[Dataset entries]
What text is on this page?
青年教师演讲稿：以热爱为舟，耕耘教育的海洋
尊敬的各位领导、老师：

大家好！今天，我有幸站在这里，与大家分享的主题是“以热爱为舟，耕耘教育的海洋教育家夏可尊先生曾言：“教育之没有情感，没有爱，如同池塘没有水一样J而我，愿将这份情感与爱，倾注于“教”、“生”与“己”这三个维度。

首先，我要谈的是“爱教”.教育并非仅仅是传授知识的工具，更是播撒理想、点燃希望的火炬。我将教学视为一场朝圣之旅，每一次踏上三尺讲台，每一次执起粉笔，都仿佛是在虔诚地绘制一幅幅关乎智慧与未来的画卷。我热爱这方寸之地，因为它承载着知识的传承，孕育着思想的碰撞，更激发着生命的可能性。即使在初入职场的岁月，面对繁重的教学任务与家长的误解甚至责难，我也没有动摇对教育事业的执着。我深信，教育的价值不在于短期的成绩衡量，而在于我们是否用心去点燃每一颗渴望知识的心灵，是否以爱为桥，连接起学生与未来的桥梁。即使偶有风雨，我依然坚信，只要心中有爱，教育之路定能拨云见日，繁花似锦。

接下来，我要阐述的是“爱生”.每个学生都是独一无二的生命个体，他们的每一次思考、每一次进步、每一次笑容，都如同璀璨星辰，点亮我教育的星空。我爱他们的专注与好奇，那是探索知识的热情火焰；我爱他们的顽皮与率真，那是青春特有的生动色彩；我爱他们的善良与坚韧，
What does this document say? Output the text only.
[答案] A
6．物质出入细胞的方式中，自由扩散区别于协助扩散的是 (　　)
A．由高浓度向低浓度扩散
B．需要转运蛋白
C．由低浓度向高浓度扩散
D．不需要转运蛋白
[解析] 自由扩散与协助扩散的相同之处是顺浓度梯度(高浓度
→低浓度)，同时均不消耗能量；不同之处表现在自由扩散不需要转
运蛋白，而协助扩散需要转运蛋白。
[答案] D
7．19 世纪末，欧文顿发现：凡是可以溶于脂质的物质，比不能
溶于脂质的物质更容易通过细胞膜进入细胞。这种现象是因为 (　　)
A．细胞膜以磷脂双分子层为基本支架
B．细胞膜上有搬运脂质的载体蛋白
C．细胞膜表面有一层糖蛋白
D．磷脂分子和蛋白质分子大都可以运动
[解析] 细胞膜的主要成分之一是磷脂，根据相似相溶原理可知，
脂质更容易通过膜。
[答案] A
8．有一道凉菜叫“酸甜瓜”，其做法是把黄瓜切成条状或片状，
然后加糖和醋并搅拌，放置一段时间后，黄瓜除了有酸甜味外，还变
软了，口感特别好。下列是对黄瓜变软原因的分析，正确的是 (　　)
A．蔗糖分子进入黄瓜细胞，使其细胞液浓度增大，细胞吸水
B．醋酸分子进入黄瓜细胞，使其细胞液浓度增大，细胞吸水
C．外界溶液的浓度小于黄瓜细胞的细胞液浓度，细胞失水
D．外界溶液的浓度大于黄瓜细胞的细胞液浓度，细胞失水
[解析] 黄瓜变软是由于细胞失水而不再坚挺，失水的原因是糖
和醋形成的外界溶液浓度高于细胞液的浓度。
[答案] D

Aim
Copy every line of the material in which the word "text" occurs.

Solution below
What text is on this page?
What does this document say? Output the text only.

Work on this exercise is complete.